Copy all lines in which the word "this" can be found.

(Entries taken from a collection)
[START]

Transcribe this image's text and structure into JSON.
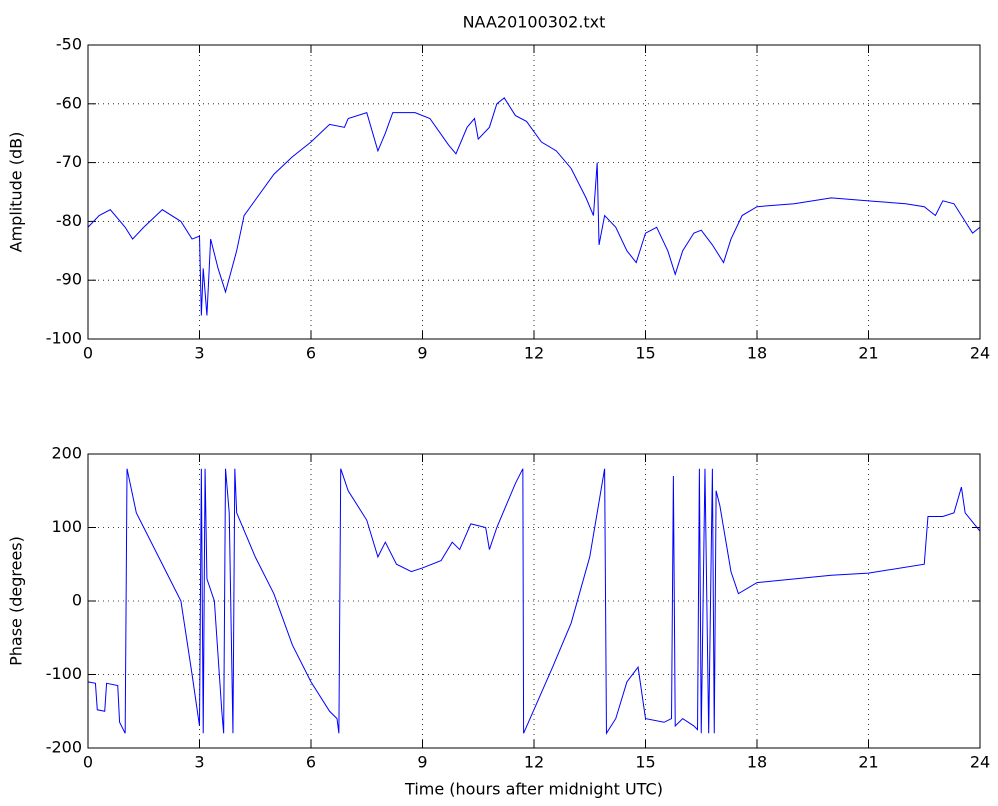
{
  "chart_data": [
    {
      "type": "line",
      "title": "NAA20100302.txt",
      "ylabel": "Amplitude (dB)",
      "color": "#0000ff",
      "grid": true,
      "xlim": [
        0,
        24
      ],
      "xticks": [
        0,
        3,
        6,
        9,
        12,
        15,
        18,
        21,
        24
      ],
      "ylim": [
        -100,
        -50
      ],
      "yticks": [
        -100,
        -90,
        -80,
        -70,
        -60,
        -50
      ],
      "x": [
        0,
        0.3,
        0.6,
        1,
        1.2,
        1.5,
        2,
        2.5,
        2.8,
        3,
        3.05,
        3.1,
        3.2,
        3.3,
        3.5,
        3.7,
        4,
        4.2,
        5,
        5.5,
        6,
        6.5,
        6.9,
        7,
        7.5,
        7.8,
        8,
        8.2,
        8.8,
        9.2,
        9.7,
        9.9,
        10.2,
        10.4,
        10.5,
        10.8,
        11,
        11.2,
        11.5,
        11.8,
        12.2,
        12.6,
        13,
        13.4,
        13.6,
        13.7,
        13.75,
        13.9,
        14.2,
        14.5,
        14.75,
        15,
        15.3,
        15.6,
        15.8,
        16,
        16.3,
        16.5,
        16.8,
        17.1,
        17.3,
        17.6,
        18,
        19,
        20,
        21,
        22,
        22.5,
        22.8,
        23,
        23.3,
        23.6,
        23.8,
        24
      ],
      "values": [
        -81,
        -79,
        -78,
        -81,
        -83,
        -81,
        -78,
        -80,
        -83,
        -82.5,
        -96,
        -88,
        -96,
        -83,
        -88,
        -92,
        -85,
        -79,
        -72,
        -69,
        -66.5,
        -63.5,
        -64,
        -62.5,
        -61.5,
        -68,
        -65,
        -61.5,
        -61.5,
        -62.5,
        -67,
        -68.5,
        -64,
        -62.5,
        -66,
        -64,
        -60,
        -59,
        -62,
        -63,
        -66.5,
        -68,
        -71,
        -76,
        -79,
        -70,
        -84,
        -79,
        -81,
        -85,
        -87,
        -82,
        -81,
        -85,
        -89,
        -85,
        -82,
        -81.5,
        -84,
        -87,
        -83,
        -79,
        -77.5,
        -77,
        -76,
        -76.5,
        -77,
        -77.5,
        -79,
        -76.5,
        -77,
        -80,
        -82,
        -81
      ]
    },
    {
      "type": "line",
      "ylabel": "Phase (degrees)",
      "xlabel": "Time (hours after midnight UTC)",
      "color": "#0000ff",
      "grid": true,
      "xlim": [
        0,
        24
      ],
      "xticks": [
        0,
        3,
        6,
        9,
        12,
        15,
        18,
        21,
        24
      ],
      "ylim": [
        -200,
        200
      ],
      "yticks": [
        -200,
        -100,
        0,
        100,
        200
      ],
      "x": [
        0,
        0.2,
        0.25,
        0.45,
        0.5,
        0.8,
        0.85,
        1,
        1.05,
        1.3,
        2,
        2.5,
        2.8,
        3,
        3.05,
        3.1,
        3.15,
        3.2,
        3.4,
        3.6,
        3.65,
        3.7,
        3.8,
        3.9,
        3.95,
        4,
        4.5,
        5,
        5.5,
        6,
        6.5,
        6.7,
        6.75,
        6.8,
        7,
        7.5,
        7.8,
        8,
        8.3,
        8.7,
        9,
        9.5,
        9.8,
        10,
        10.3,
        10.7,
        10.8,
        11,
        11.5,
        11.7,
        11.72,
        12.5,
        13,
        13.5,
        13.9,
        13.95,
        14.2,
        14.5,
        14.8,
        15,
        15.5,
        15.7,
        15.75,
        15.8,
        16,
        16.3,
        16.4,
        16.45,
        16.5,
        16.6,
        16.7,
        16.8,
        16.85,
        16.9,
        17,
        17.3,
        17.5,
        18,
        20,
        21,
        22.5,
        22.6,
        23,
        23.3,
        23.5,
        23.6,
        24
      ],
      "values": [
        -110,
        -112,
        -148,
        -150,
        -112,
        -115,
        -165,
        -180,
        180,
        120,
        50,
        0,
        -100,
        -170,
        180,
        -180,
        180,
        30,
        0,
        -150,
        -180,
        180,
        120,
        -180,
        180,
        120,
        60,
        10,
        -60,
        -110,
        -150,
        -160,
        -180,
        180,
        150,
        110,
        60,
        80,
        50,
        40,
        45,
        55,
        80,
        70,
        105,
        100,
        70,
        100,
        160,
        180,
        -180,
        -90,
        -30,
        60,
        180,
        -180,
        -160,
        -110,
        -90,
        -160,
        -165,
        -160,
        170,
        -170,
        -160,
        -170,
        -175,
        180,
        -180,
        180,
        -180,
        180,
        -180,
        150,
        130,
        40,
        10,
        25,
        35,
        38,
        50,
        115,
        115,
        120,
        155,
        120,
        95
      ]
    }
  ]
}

[END]
[START]

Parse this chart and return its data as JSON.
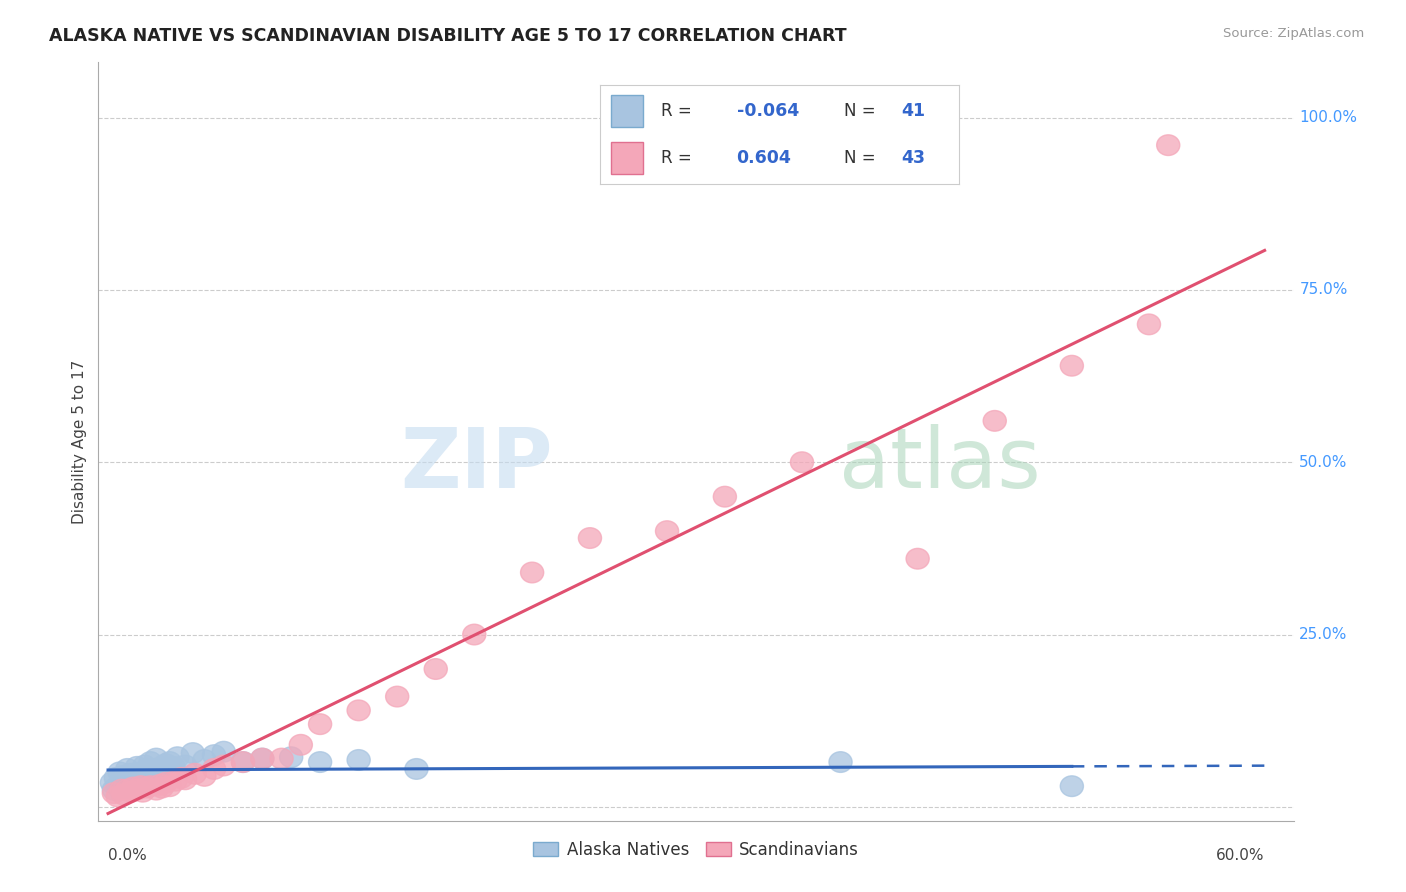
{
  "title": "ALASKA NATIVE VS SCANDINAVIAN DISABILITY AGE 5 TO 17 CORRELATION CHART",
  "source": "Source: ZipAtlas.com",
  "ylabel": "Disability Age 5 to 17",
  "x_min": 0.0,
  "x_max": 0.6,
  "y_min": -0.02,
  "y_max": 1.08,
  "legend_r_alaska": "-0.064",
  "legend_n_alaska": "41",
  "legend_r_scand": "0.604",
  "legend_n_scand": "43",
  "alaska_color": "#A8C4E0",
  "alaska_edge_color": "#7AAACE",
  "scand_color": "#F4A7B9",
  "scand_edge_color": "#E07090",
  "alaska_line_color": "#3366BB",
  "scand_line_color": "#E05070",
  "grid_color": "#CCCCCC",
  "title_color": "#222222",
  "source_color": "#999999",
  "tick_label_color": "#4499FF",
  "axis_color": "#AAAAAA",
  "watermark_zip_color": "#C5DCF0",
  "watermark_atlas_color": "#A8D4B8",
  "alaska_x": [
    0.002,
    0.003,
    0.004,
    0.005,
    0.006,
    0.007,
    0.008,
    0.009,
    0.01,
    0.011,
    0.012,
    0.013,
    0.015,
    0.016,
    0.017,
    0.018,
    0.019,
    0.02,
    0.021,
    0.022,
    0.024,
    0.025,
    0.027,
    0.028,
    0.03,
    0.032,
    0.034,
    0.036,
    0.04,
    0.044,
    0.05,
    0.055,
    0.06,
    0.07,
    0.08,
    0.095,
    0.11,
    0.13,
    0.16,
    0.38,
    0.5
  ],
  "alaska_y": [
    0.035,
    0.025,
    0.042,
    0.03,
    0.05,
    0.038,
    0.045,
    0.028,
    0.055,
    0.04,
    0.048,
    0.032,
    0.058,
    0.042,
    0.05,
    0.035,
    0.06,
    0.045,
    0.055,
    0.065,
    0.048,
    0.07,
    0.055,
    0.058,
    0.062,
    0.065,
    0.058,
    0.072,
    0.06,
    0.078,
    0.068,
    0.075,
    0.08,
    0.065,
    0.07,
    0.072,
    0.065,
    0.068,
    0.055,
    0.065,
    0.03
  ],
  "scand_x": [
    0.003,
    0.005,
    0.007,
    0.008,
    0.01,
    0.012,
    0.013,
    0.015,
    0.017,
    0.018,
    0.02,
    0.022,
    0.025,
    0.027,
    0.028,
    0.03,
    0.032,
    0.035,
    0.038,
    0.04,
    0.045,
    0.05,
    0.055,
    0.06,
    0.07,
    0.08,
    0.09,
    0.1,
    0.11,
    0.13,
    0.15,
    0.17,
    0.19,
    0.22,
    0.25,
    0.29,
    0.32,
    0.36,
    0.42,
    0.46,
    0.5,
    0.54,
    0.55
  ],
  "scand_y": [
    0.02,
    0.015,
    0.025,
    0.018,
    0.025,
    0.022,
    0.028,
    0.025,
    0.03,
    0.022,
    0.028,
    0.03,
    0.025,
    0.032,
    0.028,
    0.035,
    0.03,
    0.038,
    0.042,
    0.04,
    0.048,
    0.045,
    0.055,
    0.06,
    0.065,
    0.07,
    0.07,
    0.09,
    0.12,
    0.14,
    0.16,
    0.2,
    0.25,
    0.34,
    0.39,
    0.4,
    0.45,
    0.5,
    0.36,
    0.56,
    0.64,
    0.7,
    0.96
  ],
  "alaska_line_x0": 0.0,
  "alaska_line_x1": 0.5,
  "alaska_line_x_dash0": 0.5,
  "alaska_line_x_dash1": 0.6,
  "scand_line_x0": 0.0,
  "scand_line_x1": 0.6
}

[END]

Problem solution:
Transcribe this image's text and structure into JSON.
Parse this chart and return its data as JSON.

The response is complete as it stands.